# Work task
Find how many lines in the entries below carry the word "después" and answer with only that figure.

Figure record extracts:

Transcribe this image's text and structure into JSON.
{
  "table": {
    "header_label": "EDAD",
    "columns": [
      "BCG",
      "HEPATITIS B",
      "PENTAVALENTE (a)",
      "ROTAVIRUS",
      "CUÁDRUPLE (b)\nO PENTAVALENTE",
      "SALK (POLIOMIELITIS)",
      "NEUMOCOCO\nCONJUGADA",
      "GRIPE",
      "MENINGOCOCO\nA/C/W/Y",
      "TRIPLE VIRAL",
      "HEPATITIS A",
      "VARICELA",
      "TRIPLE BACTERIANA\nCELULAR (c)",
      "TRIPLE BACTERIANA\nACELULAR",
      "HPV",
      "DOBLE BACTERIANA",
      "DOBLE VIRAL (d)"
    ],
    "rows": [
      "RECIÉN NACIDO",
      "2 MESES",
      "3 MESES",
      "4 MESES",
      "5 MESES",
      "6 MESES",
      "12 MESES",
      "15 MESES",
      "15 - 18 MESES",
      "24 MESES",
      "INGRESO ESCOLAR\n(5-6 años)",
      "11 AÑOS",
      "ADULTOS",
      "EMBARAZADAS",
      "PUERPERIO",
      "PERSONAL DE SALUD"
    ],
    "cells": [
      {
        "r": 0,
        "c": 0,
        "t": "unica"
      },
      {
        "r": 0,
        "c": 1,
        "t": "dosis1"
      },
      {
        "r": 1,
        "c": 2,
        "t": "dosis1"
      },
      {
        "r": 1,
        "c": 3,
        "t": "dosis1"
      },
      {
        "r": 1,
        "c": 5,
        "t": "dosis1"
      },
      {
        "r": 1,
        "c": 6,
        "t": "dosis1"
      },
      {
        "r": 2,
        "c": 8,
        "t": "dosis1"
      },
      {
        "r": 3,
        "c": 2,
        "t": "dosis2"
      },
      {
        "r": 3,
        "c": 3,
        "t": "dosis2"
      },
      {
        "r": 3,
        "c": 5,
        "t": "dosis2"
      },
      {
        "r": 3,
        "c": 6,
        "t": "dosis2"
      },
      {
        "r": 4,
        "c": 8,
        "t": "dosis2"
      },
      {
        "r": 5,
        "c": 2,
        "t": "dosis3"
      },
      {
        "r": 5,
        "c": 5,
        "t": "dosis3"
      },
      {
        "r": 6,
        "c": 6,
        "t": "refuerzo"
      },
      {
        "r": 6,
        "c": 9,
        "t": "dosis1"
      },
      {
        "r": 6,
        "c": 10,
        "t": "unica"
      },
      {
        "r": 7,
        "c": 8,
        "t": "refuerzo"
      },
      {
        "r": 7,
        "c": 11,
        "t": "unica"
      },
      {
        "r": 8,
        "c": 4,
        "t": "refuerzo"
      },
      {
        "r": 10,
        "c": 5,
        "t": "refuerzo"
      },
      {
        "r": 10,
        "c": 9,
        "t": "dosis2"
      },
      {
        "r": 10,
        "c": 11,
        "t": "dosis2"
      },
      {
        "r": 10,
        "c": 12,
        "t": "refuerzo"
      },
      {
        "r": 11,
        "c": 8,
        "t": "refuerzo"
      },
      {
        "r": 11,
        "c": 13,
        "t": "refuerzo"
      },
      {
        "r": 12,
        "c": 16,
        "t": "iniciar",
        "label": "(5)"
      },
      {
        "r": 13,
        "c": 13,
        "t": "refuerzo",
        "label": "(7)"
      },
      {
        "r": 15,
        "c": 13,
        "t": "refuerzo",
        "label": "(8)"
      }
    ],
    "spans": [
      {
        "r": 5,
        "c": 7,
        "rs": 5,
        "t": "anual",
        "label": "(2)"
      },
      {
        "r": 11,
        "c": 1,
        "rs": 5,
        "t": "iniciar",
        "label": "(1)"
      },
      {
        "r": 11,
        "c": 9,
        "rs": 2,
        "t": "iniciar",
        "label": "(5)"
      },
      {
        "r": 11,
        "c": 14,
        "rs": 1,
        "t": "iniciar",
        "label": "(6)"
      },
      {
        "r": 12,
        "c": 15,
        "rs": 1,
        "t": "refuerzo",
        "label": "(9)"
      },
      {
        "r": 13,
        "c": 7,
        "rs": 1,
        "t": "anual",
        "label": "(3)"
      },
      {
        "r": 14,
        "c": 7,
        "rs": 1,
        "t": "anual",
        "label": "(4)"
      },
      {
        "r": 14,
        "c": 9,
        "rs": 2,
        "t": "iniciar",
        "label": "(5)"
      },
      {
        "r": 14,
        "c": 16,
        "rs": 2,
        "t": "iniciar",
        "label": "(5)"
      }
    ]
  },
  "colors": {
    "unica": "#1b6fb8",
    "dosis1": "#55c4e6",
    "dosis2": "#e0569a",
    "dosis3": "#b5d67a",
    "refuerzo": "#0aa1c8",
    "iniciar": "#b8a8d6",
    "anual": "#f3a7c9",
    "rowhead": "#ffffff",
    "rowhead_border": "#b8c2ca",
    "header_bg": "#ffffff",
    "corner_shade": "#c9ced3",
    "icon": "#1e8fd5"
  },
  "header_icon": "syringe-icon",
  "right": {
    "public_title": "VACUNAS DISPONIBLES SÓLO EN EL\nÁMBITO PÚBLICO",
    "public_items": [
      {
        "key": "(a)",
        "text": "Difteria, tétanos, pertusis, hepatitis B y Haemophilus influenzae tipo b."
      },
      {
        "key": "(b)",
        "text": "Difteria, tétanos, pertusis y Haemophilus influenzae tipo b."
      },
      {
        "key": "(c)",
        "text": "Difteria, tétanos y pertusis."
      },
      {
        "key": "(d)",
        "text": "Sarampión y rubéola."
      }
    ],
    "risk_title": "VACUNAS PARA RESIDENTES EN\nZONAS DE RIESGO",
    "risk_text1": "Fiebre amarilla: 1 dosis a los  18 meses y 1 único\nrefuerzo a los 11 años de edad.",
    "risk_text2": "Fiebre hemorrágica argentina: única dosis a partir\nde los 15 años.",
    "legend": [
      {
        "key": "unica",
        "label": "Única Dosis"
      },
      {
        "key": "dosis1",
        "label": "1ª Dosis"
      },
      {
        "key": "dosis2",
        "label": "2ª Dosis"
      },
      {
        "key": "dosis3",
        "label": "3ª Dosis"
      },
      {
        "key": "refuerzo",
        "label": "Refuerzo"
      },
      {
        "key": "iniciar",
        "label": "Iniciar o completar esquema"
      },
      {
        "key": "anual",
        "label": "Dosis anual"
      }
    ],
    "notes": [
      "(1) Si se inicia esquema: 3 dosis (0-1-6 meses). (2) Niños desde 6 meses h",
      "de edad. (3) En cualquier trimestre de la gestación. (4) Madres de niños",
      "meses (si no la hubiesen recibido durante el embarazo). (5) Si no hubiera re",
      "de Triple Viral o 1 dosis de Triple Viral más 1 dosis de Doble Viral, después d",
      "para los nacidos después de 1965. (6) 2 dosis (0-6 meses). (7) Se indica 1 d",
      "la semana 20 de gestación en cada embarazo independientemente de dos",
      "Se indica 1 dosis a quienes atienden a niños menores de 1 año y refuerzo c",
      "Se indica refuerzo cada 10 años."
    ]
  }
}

# Your solution
2